**Given exercise:**
Can you repeat, word for word, the stretch of the thread on cleaning fountain pens from "## cjester (Oct" through "an ultrasonic cleaner."?

**Document segment:**
# Cleaning Fountain Pens



## cjester (Oct 18, 2017)

This weekend at the Chicagoland meeting somebody asked about cleaning a dried fountain pen. I mentioned a video I'd just seen using pen wash and an ultrasonic cleaner.

Here's that video:
Using Ultrasonic Cleaners


----------



## mg_dreyer (Oct 18, 2017)

Thanks ...


----------



## Mr Vic (Oct 18, 2017)

you can also just add a bit of ammonia to warm water and soak.


----------



## Woodchipper (Oct 18, 2017)

I recall my parents cleaning a fountain pen with just lots of hot water.  Shake it to get excess water out of it and let it sit out and dry.


----------



## duncsuss (Oct 18, 2017)

Woodchipper said:


> I recall my parents cleaning a fountain pen with just lots of hot water.  Shake it to get excess water out of it and let it sit out and dry.



Oooh ... please not hot water!

If there are parts cemented with shellac, heat will cause them to come unstuck. (A latex ink sac, for example.)

It can also cause older resins (such as celluloid) to soften and distort.

**Listed records:**

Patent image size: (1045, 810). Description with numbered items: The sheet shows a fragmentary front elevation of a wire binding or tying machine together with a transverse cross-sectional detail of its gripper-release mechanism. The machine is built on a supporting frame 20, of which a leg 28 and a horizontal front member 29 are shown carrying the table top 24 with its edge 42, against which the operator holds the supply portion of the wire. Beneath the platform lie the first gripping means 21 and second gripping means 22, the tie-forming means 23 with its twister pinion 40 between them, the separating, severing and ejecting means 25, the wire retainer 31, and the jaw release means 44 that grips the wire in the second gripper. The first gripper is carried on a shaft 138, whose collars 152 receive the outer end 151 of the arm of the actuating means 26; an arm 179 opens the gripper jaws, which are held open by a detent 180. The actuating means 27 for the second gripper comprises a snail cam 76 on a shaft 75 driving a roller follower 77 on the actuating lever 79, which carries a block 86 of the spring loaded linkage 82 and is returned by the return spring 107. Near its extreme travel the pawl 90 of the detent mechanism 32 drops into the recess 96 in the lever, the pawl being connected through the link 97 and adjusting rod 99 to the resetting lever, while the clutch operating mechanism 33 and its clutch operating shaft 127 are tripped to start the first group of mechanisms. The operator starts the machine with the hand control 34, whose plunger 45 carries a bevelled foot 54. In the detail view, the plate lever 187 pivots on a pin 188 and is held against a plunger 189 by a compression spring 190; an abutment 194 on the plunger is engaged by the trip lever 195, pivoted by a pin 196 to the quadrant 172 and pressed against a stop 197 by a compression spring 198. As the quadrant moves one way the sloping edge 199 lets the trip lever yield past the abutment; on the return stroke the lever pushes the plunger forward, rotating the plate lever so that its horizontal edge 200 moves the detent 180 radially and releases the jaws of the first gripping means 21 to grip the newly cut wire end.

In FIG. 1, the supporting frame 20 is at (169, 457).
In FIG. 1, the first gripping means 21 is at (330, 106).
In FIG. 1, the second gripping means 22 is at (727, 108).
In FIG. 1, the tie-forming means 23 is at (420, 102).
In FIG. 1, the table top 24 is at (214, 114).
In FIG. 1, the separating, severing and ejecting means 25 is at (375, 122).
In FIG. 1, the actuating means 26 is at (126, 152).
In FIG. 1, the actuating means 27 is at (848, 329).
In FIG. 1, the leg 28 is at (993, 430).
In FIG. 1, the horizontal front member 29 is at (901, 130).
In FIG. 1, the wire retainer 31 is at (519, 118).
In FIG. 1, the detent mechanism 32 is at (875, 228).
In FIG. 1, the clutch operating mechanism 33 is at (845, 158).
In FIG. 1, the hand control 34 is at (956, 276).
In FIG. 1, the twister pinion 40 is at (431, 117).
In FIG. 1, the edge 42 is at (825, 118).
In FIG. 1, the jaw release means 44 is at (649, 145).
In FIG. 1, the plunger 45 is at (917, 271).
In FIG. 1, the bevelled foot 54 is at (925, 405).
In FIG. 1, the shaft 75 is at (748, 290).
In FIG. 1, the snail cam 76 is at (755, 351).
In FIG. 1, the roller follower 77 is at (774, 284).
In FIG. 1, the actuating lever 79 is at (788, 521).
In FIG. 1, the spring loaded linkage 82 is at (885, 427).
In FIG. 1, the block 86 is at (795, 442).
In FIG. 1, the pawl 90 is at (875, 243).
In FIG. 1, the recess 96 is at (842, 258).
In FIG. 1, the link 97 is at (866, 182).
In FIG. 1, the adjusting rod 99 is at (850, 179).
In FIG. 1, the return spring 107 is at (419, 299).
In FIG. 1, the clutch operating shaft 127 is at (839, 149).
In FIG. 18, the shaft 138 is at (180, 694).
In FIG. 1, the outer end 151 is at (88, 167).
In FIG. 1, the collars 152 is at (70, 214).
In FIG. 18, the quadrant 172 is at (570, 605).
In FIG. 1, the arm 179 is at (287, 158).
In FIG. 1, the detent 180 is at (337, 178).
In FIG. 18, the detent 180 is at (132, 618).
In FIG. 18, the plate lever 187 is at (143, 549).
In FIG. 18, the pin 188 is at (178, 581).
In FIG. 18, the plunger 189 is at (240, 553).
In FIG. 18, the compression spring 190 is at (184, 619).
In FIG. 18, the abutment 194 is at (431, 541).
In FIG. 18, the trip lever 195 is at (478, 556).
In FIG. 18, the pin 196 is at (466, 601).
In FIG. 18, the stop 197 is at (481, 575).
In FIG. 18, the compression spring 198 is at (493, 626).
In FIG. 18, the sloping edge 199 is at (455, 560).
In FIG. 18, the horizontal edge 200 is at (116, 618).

**Written reply:**
## cjester (Oct 18, 2017)

This weekend at the Chicagoland meeting somebody asked about cleaning a dried fountain pen. I mentioned a video I'd just seen using pen wash and an ultrasonic cleaner.